## TASK TO COMPLETE
In the material below, identify each line bearing the word "structure". Reproduce those lines.

Start RECORDED DATA

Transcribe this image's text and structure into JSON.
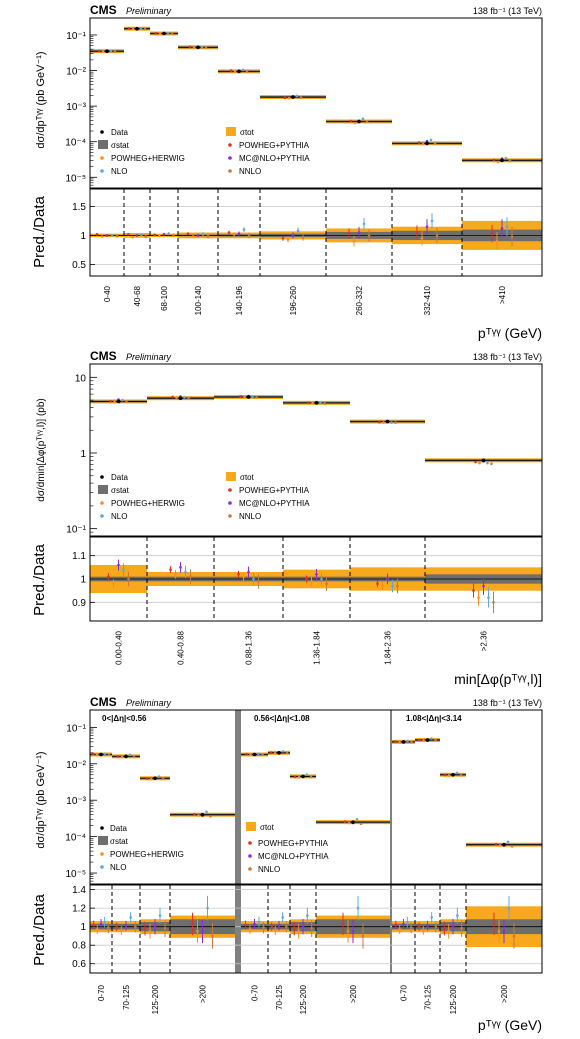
{
  "colors": {
    "data": "#000000",
    "stat": "#6e6e6e",
    "total": "#f7a81b",
    "powheg_herwig": "#ff8c1a",
    "nlo": "#5fa8dc",
    "powheg_pythia": "#e03020",
    "mcatnlo_pythia": "#8a2be2",
    "nnlo": "#c87941"
  },
  "panels": [
    {
      "cms": "CMS",
      "preliminary": "Preliminary",
      "lumi": "138 fb⁻¹ (13 TeV)",
      "ylabel": "dσ/dpᵀᵞᵞ (pb GeV⁻¹)",
      "ratio_ylabel": "Pred./Data",
      "xlabel": "pᵀᵞᵞ (GeV)",
      "legend": [
        "Data",
        "σtot",
        "σstat",
        "POWHEG+PYTHIA",
        "POWHEG+HERWIG",
        "MC@NLO+PYTHIA",
        "NLO",
        "NNLO"
      ]
    },
    {
      "cms": "CMS",
      "preliminary": "Preliminary",
      "lumi": "138 fb⁻¹ (13 TeV)",
      "ylabel": "dσ/dmin[Δφ(pᵀᵞᵞ,l)] (pb)",
      "ratio_ylabel": "Pred./Data",
      "xlabel": "min[Δφ(pᵀᵞᵞ,l)]",
      "legend": [
        "Data",
        "σtot",
        "σstat",
        "POWHEG+PYTHIA",
        "POWHEG+HERWIG",
        "MC@NLO+PYTHIA",
        "NLO",
        "NNLO"
      ]
    },
    {
      "cms": "CMS",
      "preliminary": "Preliminary",
      "lumi": "138 fb⁻¹ (13 TeV)",
      "ylabel": "dσ/dpᵀᵞᵞ (pb GeV⁻¹)",
      "ratio_ylabel": "Pred./Data",
      "xlabel": "pᵀᵞᵞ (GeV)",
      "region_labels": [
        "0<|Δη|<0.56",
        "0.56<|Δη|<1.08",
        "1.08<|Δη|<3.14"
      ],
      "legend": [
        "Data",
        "σtot",
        "σstat",
        "POWHEG+PYTHIA",
        "POWHEG+HERWIG",
        "MC@NLO+PYTHIA",
        "NLO",
        "NNLO"
      ]
    }
  ],
  "chart_data": [
    {
      "type": "bar",
      "title": "",
      "ylabel": "dσ/dpᵀᵞᵞ (pb GeV⁻¹)",
      "xlabel": "pᵀᵞᵞ (GeV)",
      "ylog": true,
      "ylim": [
        5e-06,
        0.3
      ],
      "ratio_ylim": [
        0.3,
        1.8
      ],
      "ratio_ticks": [
        "0.5",
        "1",
        "1.5"
      ],
      "yticks": [
        "10⁻¹",
        "10⁻²",
        "10⁻³",
        "10⁻⁴",
        "10⁻⁵"
      ],
      "categories": [
        "0-40",
        "40-68",
        "68-100",
        "100-140",
        "140-196",
        "196-260",
        "260-332",
        "332-410",
        ">410"
      ],
      "values": [
        0.035,
        0.15,
        0.11,
        0.045,
        0.0095,
        0.0018,
        0.00037,
        9e-05,
        3e-05
      ],
      "stat_unc": [
        0.01,
        0.01,
        0.01,
        0.015,
        0.02,
        0.03,
        0.06,
        0.08,
        0.1
      ],
      "tot_unc": [
        0.03,
        0.04,
        0.03,
        0.05,
        0.05,
        0.07,
        0.12,
        0.15,
        0.25
      ],
      "predictions": [
        {
          "name": "POWHEG+PYTHIA",
          "ratios": [
            1.02,
            1.02,
            1.01,
            1.03,
            1.05,
            0.95,
            1.03,
            1.05,
            1.03
          ]
        },
        {
          "name": "POWHEG+HERWIG",
          "ratios": [
            0.98,
            0.97,
            0.99,
            0.98,
            1.02,
            0.93,
            0.9,
            0.95,
            0.9
          ]
        },
        {
          "name": "MC@NLO+PYTHIA",
          "ratios": [
            1.0,
            1.0,
            1.02,
            1.0,
            1.03,
            1.0,
            1.05,
            1.15,
            1.12
          ]
        },
        {
          "name": "NLO",
          "ratios": [
            1.0,
            1.01,
            1.03,
            1.02,
            1.1,
            1.08,
            1.2,
            1.25,
            1.15
          ]
        },
        {
          "name": "NNLO",
          "ratios": [
            0.99,
            0.98,
            1.0,
            0.99,
            1.0,
            0.97,
            1.0,
            1.0,
            0.98
          ]
        }
      ]
    },
    {
      "type": "bar",
      "title": "",
      "ylabel": "dσ/dmin[Δφ(pᵀᵞᵞ,l)] (pb)",
      "xlabel": "min[Δφ(pᵀᵞᵞ,l)]",
      "ylog": true,
      "ylim": [
        0.08,
        15
      ],
      "ratio_ylim": [
        0.82,
        1.18
      ],
      "ratio_ticks": [
        "0.9",
        "1",
        "1.1"
      ],
      "yticks": [
        "10",
        "1",
        "10⁻¹"
      ],
      "categories": [
        "0.00-0.40",
        "0.40-0.88",
        "0.88-1.36",
        "1.36-1.84",
        "1.84-2.36",
        ">2.36"
      ],
      "values": [
        4.8,
        5.3,
        5.5,
        4.6,
        2.6,
        0.8
      ],
      "stat_unc": [
        0.01,
        0.01,
        0.01,
        0.01,
        0.01,
        0.02
      ],
      "tot_unc": [
        0.06,
        0.03,
        0.03,
        0.04,
        0.05,
        0.05
      ],
      "predictions": [
        {
          "name": "POWHEG+PYTHIA",
          "ratios": [
            1.01,
            1.04,
            1.02,
            1.0,
            0.98,
            0.95
          ]
        },
        {
          "name": "POWHEG+HERWIG",
          "ratios": [
            0.98,
            1.02,
            1.01,
            0.99,
            0.97,
            0.92
          ]
        },
        {
          "name": "MC@NLO+PYTHIA",
          "ratios": [
            1.06,
            1.05,
            1.03,
            1.02,
            1.0,
            0.97
          ]
        },
        {
          "name": "NLO",
          "ratios": [
            1.04,
            1.03,
            1.0,
            1.0,
            0.97,
            0.92
          ]
        },
        {
          "name": "NNLO",
          "ratios": [
            1.0,
            1.01,
            0.99,
            0.98,
            0.97,
            0.9
          ]
        }
      ]
    },
    {
      "type": "bar",
      "title": "",
      "ylabel": "dσ/dpᵀᵞᵞ (pb GeV⁻¹)",
      "xlabel": "pᵀᵞᵞ (GeV)",
      "ylog": true,
      "ylim": [
        5e-06,
        0.3
      ],
      "ratio_ylim": [
        0.5,
        1.45
      ],
      "ratio_ticks": [
        "0.6",
        "0.8",
        "1",
        "1.2",
        "1.4"
      ],
      "yticks": [
        "10⁻¹",
        "10⁻²",
        "10⁻³",
        "10⁻⁴",
        "10⁻⁵"
      ],
      "categories": [
        "0-70",
        "70-125",
        "125-200",
        ">200"
      ],
      "regions": [
        {
          "label": "0<|Δη|<0.56",
          "values": [
            0.018,
            0.016,
            0.004,
            0.0004
          ]
        },
        {
          "label": "0.56<|Δη|<1.08",
          "values": [
            0.018,
            0.02,
            0.0045,
            0.00025
          ]
        },
        {
          "label": "1.08<|Δη|<3.14",
          "values": [
            0.04,
            0.045,
            0.005,
            6e-05
          ]
        }
      ],
      "stat_unc": [
        0.03,
        0.03,
        0.05,
        0.08
      ],
      "tot_unc": [
        0.06,
        0.06,
        0.08,
        0.12
      ],
      "tot_unc_last_region_last_bin": 0.22,
      "predictions": [
        {
          "name": "POWHEG+PYTHIA",
          "ratios": [
            1.02,
            1.0,
            0.98,
            1.03
          ]
        },
        {
          "name": "POWHEG+HERWIG",
          "ratios": [
            0.97,
            0.96,
            0.95,
            0.95
          ]
        },
        {
          "name": "MC@NLO+PYTHIA",
          "ratios": [
            1.03,
            1.01,
            1.0,
            0.95
          ]
        },
        {
          "name": "NLO",
          "ratios": [
            1.05,
            1.1,
            1.12,
            1.2
          ]
        },
        {
          "name": "NNLO",
          "ratios": [
            0.99,
            1.0,
            0.98,
            0.9
          ]
        }
      ]
    }
  ]
}
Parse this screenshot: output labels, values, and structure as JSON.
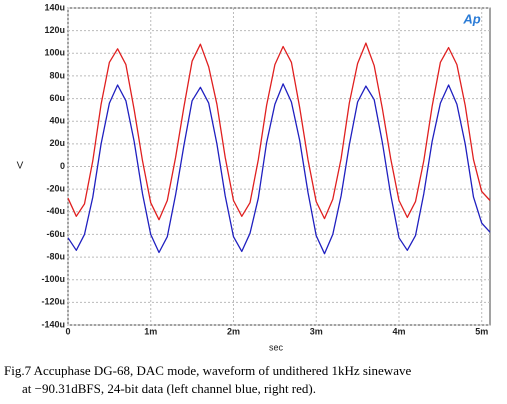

End RECORDED DATA

## SOLUTION TO THE EXERCISE
Transcribe this image's text and structure into JSON.
Parse this screenshot: output labels, values, and structure as JSON.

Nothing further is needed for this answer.